Data for this task =
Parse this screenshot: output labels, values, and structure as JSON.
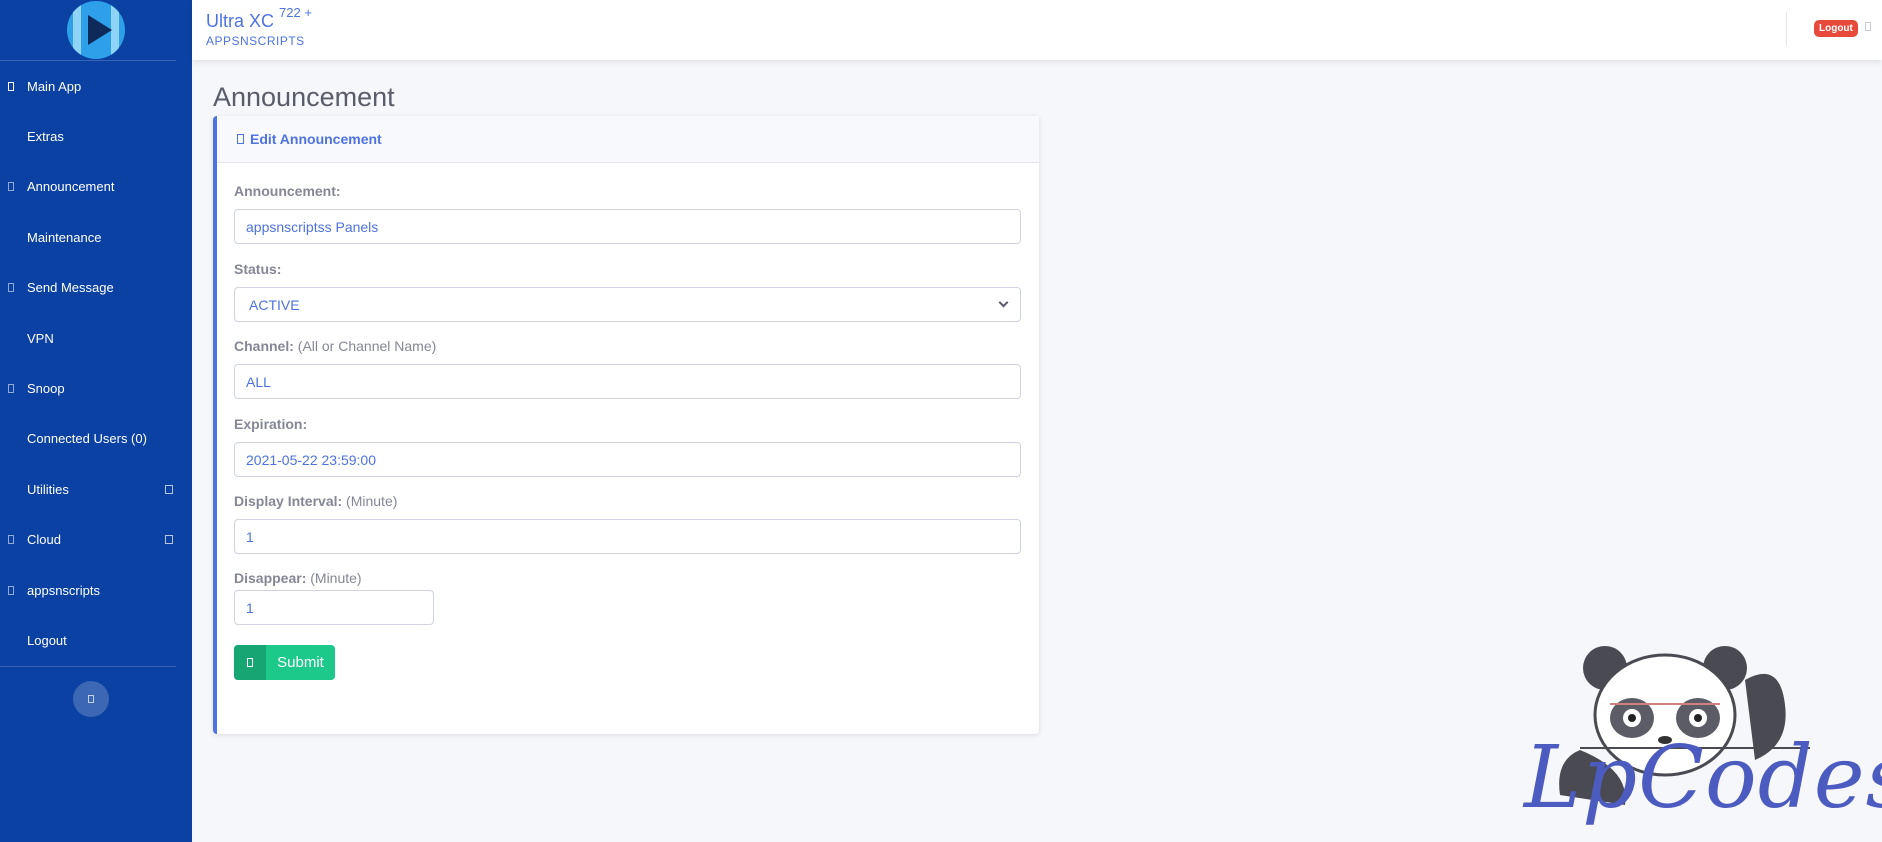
{
  "sidebar": {
    "items": [
      {
        "label": "Main App",
        "icon": "list-icon"
      },
      {
        "label": "Extras",
        "icon": ""
      },
      {
        "label": "Announcement",
        "icon": "bullhorn-icon"
      },
      {
        "label": "Maintenance",
        "icon": ""
      },
      {
        "label": "Send Message",
        "icon": "message-icon"
      },
      {
        "label": "VPN",
        "icon": ""
      },
      {
        "label": "Snoop",
        "icon": "eye-icon"
      },
      {
        "label": "Connected Users (0)",
        "icon": ""
      },
      {
        "label": "Utilities",
        "icon": ""
      },
      {
        "label": "Cloud",
        "icon": "cloud-icon"
      },
      {
        "label": "appsnscripts",
        "icon": "user-icon"
      },
      {
        "label": "Logout",
        "icon": ""
      }
    ]
  },
  "topbar": {
    "app_name": "Ultra XC",
    "version": "722 +",
    "subtitle": "APPSNSCRIPTS",
    "logout_label": "Logout"
  },
  "main": {
    "page_title": "Announcement",
    "card_title": "Edit Announcement",
    "form": {
      "announcement_label": "Announcement:",
      "announcement_value": "appsnscriptss Panels",
      "status_label": "Status:",
      "status_value": "ACTIVE",
      "channel_label": "Channel:",
      "channel_hint": "(All or Channel Name)",
      "channel_value": "ALL",
      "expiration_label": "Expiration:",
      "expiration_value": "2021-05-22 23:59:00",
      "interval_label": "Display Interval:",
      "interval_hint": "(Minute)",
      "interval_value": "1",
      "disappear_label": "Disappear:",
      "disappear_hint": "(Minute)",
      "disappear_value": "1",
      "submit_label": "Submit"
    }
  },
  "watermark": {
    "text": "LpCodes"
  },
  "colors": {
    "sidebar": "#0a41a3",
    "accent": "#4e73df",
    "success": "#1cc88a",
    "danger": "#e74a3b"
  }
}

Objective = All the records need to be repeated exactly, with the images dropped.

Response to the task =
Parse this screenshot: output labels, values, and structure as JSON.
{
  "sidebar": {
    "items": [
      {
        "label": "Main App",
        "icon": "list-icon"
      },
      {
        "label": "Extras",
        "icon": ""
      },
      {
        "label": "Announcement",
        "icon": "bullhorn-icon"
      },
      {
        "label": "Maintenance",
        "icon": ""
      },
      {
        "label": "Send Message",
        "icon": "message-icon"
      },
      {
        "label": "VPN",
        "icon": ""
      },
      {
        "label": "Snoop",
        "icon": "eye-icon"
      },
      {
        "label": "Connected Users (0)",
        "icon": ""
      },
      {
        "label": "Utilities",
        "icon": ""
      },
      {
        "label": "Cloud",
        "icon": "cloud-icon"
      },
      {
        "label": "appsnscripts",
        "icon": "user-icon"
      },
      {
        "label": "Logout",
        "icon": ""
      }
    ]
  },
  "topbar": {
    "app_name": "Ultra XC",
    "version": "722 +",
    "subtitle": "APPSNSCRIPTS",
    "logout_label": "Logout"
  },
  "main": {
    "page_title": "Announcement",
    "card_title": "Edit Announcement",
    "form": {
      "announcement_label": "Announcement:",
      "announcement_value": "appsnscriptss Panels",
      "status_label": "Status:",
      "status_value": "ACTIVE",
      "channel_label": "Channel:",
      "channel_hint": "(All or Channel Name)",
      "channel_value": "ALL",
      "expiration_label": "Expiration:",
      "expiration_value": "2021-05-22 23:59:00",
      "interval_label": "Display Interval:",
      "interval_hint": "(Minute)",
      "interval_value": "1",
      "disappear_label": "Disappear:",
      "disappear_hint": "(Minute)",
      "disappear_value": "1",
      "submit_label": "Submit"
    }
  },
  "watermark": {
    "text": "LpCodes"
  },
  "colors": {
    "sidebar": "#0a41a3",
    "accent": "#4e73df",
    "success": "#1cc88a",
    "danger": "#e74a3b"
  }
}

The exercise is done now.